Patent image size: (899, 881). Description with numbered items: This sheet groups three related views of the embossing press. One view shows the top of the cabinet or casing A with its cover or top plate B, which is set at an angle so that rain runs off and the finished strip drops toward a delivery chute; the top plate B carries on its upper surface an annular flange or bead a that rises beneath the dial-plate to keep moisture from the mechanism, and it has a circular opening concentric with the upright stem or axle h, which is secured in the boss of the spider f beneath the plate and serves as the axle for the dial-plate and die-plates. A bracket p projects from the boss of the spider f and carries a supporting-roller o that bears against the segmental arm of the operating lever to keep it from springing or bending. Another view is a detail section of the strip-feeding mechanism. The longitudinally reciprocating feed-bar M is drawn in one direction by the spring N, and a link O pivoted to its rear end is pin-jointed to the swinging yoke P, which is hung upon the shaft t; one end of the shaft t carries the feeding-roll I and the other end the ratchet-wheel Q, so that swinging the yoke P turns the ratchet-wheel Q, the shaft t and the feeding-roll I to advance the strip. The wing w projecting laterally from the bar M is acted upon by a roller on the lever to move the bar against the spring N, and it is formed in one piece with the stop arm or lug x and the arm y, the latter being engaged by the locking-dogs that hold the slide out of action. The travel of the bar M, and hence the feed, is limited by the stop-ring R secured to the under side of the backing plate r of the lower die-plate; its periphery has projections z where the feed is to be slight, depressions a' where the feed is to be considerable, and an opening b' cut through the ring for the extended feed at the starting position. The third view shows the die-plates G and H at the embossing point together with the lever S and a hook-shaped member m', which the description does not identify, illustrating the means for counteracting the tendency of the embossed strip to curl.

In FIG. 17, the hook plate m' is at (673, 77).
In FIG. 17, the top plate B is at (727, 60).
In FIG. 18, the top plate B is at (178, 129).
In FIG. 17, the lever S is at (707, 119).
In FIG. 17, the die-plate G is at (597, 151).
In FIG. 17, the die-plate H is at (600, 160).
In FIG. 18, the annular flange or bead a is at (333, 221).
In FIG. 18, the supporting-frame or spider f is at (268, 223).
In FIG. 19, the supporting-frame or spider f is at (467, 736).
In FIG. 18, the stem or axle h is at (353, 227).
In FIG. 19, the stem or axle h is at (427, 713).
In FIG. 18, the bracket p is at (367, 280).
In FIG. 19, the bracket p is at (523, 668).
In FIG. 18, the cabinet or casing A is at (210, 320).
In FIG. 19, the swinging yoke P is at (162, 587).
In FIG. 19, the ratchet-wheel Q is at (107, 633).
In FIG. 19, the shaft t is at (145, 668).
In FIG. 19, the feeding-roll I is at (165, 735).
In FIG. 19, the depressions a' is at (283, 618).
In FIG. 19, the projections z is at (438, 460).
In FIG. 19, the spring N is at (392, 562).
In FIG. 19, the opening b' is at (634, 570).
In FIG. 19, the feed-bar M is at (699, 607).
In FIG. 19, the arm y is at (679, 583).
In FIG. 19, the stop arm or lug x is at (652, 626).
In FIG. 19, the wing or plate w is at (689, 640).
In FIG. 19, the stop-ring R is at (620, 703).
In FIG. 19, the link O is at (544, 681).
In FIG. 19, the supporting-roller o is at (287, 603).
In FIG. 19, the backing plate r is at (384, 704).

* EXERCISE DESCRIPTION *
Please rewrite the lines above as a numbered list, leaving out any blank lines.

* ANSWER BELOW *
1. Patent image size: (899, 881). Description with numbered items: This sheet groups three related views of the embossing press. One view shows the top of the cabinet or casing A with its cover or top plate B, which is set at an angle so that rain runs off and the finished strip drops toward a delivery chute; the top plate B carries on its upper surface an annular flange or bead a that rises beneath the dial-plate to keep moisture from the mechanism, and it has a circular opening concentric with the upright stem or axle h, which is secured in the boss of the spider f beneath the plate and serves as the axle for the dial-plate and die-plates. A bracket p projects from the boss of the spider f and carries a supporting-roller o that bears against the segmental arm of the operating lever to keep it from springing or bending. Another view is a detail section of the strip-feeding mechanism. The longitudinally reciprocating feed-bar M is drawn in one direction by the spring N, and a link O pivoted to its rear end is pin-jointed to the swinging yoke P, which is hung upon the shaft t; one end of the shaft t carries the feeding-roll I and the other end the ratchet-wheel Q, so that swinging the yoke P turns the ratchet-wheel Q, the shaft t and the feeding-roll I to advance the strip. The wing w projecting laterally from the bar M is acted upon by a roller on the lever to move the bar against the spring N, and it is formed in one piece with the stop arm or lug x and the arm y, the latter being engaged by the locking-dogs that hold the slide out of action. The travel of the bar M, and hence the feed, is limited by the stop-ring R secured to the under side of the backing plate r of the lower die-plate; its periphery has projections z where the feed is to be slight, depressions a' where the feed is to be considerable, and an opening b' cut through the ring for the extended feed at the starting position. The third view shows the die-plates G and H at the embossing point together with the lever S and a hook-shaped member m', which the description does not identify, illustrating the means for counteracting the tendency of the embossed strip to curl.
2. In FIG. 17, the hook plate m' is at (673, 77).
3. In FIG. 17, the top plate B is at (727, 60).
4. In FIG. 18, the top plate B is at (178, 129).
5. In FIG. 17, the lever S is at (707, 119).
6. In FIG. 17, the die-plate G is at (597, 151).
7. In FIG. 17, the die-plate H is at (600, 160).
8. In FIG. 18, the annular flange or bead a is at (333, 221).
9. In FIG. 18, the supporting-frame or spider f is at (268, 223).
10. In FIG. 19, the supporting-frame or spider f is at (467, 736).
11. In FIG. 18, the stem or axle h is at (353, 227).
12. In FIG. 19, the stem or axle h is at (427, 713).
13. In FIG. 18, the bracket p is at (367, 280).
14. In FIG. 19, the bracket p is at (523, 668).
15. In FIG. 18, the cabinet or casing A is at (210, 320).
16. In FIG. 19, the swinging yoke P is at (162, 587).
17. In FIG. 19, the ratchet-wheel Q is at (107, 633).
18. In FIG. 19, the shaft t is at (145, 668).
19. In FIG. 19, the feeding-roll I is at (165, 735).
20. In FIG. 19, the depressions a' is at (283, 618).
21. In FIG. 19, the projections z is at (438, 460).
22. In FIG. 19, the spring N is at (392, 562).
23. In FIG. 19, the opening b' is at (634, 570).
24. In FIG. 19, the feed-bar M is at (699, 607).
25. In FIG. 19, the arm y is at (679, 583).
26. In FIG. 19, the stop arm or lug x is at (652, 626).
27. In FIG. 19, the wing or plate w is at (689, 640).
28. In FIG. 19, the stop-ring R is at (620, 703).
29. In FIG. 19, the link O is at (544, 681).
30. In FIG. 19, the supporting-roller o is at (287, 603).
31. In FIG. 19, the backing plate r is at (384, 704).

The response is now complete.